TASK DETAILS: Answer with a single number: the count of lines that hold "this".

[Records about charts and figures]
══════

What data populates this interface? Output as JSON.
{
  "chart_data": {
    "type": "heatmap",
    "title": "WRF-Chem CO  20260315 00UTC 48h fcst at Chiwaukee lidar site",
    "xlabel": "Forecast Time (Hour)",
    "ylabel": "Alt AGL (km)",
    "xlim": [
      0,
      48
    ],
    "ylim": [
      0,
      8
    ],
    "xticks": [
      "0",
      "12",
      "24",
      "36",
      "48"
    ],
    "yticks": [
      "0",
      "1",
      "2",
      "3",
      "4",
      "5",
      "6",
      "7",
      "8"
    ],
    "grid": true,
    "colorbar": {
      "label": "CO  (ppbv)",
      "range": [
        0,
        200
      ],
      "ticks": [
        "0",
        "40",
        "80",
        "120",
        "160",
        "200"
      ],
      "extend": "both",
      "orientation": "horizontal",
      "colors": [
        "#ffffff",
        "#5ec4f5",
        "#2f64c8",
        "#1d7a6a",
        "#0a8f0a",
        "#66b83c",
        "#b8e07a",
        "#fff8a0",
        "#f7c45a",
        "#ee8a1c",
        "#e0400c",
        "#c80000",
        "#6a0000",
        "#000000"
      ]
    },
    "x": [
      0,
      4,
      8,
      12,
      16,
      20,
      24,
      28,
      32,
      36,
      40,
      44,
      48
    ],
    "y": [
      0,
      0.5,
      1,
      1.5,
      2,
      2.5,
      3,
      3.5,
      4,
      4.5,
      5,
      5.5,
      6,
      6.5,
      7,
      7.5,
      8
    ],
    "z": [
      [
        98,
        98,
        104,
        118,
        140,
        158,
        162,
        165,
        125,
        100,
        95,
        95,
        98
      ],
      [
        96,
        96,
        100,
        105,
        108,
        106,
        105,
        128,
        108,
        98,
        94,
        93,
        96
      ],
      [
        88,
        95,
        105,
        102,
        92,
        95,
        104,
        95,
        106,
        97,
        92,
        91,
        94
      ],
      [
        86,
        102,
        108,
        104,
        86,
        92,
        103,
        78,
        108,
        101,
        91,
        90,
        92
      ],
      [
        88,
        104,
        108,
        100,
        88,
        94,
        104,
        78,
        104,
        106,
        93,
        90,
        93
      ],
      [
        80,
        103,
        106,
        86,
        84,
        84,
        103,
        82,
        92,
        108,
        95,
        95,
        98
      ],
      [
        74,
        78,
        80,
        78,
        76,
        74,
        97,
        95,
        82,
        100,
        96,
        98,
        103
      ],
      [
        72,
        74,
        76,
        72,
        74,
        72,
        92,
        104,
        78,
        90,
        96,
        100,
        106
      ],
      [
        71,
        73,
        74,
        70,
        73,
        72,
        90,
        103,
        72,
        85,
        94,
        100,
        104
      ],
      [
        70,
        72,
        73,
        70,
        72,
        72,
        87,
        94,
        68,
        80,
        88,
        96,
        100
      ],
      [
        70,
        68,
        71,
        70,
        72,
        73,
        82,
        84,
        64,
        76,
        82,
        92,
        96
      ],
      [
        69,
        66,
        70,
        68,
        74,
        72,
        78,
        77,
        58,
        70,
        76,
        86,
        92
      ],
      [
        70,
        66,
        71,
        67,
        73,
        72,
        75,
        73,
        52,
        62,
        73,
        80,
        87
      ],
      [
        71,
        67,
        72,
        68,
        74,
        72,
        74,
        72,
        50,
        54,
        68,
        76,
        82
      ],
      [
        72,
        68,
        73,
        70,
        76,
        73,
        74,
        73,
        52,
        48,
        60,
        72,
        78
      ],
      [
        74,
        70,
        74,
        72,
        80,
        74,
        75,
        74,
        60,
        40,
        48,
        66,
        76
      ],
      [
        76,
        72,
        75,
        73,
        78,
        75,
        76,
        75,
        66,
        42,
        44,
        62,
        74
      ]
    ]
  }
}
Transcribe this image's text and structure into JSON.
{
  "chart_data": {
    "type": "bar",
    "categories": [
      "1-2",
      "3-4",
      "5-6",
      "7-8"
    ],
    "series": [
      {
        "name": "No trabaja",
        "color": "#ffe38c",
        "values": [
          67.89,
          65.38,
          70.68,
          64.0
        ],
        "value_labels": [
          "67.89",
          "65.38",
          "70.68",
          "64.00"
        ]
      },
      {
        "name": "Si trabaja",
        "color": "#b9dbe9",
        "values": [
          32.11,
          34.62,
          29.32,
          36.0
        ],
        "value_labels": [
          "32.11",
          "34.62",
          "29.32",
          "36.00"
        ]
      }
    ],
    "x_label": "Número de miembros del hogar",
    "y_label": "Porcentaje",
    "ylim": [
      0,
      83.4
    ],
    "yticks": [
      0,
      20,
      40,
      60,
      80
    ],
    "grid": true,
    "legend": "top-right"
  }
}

══════

EXERCISE ANSWER: 2